→ **What the exercise asks**: The data below needs to be returned exactly, line for line.

→ **Input**:
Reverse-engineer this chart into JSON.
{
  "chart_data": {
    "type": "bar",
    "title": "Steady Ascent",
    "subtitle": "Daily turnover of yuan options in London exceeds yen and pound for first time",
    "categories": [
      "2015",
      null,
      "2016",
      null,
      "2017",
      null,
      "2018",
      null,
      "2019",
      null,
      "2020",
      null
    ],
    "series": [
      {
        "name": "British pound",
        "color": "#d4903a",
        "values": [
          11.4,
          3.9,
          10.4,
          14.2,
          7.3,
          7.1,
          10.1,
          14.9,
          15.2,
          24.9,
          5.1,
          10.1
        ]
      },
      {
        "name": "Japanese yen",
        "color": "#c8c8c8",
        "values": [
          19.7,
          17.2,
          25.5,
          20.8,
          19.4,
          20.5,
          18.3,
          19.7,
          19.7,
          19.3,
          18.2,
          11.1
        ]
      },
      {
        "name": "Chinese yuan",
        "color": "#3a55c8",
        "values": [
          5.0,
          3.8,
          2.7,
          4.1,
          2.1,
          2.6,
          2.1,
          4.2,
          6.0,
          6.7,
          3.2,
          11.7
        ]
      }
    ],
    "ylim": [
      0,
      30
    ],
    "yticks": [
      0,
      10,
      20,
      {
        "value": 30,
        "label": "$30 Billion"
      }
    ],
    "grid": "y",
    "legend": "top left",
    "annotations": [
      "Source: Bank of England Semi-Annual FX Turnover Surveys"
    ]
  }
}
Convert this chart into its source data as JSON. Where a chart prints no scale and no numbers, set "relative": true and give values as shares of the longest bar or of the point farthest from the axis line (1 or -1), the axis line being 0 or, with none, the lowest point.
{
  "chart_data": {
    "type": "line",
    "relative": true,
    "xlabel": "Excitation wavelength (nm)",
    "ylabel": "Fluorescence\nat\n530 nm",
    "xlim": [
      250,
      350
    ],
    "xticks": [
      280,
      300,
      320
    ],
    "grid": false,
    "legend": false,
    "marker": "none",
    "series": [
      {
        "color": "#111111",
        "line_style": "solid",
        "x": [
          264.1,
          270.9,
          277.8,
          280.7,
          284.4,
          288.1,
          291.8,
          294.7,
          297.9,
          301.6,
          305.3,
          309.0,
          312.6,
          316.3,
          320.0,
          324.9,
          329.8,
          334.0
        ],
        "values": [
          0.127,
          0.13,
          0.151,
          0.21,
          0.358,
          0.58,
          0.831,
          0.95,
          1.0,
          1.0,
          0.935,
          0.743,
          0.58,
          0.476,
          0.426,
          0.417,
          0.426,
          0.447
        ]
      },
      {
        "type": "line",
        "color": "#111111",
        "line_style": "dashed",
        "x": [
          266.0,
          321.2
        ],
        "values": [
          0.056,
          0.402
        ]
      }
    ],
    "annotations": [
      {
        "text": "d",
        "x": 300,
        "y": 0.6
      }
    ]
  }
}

→ **Answer to this task**:
Reverse-engineer this chart into JSON.
{
  "chart_data": {
    "type": "bar",
    "title": "Steady Ascent",
    "subtitle": "Daily turnover of yuan options in London exceeds yen and pound for first time",
    "categories": [
      "2015",
      null,
      "2016",
      null,
      "2017",
      null,
      "2018",
      null,
      "2019",
      null,
      "2020",
      null
    ],
    "series": [
      {
        "name": "British pound",
        "color": "#d4903a",
        "values": [
          11.4,
          3.9,
          10.4,
          14.2,
          7.3,
          7.1,
          10.1,
          14.9,
          15.2,
          24.9,
          5.1,
          10.1
        ]
      },
      {
        "name": "Japanese yen",
        "color": "#c8c8c8",
        "values": [
          19.7,
          17.2,
          25.5,
          20.8,
          19.4,
          20.5,
          18.3,
          19.7,
          19.7,
          19.3,
          18.2,
          11.1
        ]
      },
      {
        "name": "Chinese yuan",
        "color": "#3a55c8",
        "values": [
          5.0,
          3.8,
          2.7,
          4.1,
          2.1,
          2.6,
          2.1,
          4.2,
          6.0,
          6.7,
          3.2,
          11.7
        ]
      }
    ],
    "ylim": [
      0,
      30
    ],
    "yticks": [
      0,
      10,
      20,
      {
        "value": 30,
        "label": "$30 Billion"
      }
    ],
    "grid": "y",
    "legend": "top left",
    "annotations": [
      "Source: Bank of England Semi-Annual FX Turnover Surveys"
    ]
  }
}
Convert this chart into its source data as JSON. Where a chart prints no scale and no numbers, set "relative": true and give values as shares of the longest bar or of the point farthest from the axis line (1 or -1), the axis line being 0 or, with none, the lowest point.
{
  "chart_data": {
    "type": "line",
    "relative": true,
    "xlabel": "Excitation wavelength (nm)",
    "ylabel": "Fluorescence\nat\n530 nm",
    "xlim": [
      250,
      350
    ],
    "xticks": [
      280,
      300,
      320
    ],
    "grid": false,
    "legend": false,
    "marker": "none",
    "series": [
      {
        "color": "#111111",
        "line_style": "solid",
        "x": [
          264.1,
          270.9,
          277.8,
          280.7,
          284.4,
          288.1,
          291.8,
          294.7,
          297.9,
          301.6,
          305.3,
          309.0,
          312.6,
          316.3,
          320.0,
          324.9,
          329.8,
          334.0
        ],
        "values": [
          0.127,
          0.13,
          0.151,
          0.21,
          0.358,
          0.58,
          0.831,
          0.95,
          1.0,
          1.0,
          0.935,
          0.743,
          0.58,
          0.476,
          0.426,
          0.417,
          0.426,
          0.447
        ]
      },
      {
        "type": "line",
        "color": "#111111",
        "line_style": "dashed",
        "x": [
          266.0,
          321.2
        ],
        "values": [
          0.056,
          0.402
        ]
      }
    ],
    "annotations": [
      {
        "text": "d",
        "x": 300,
        "y": 0.6
      }
    ]
  }
}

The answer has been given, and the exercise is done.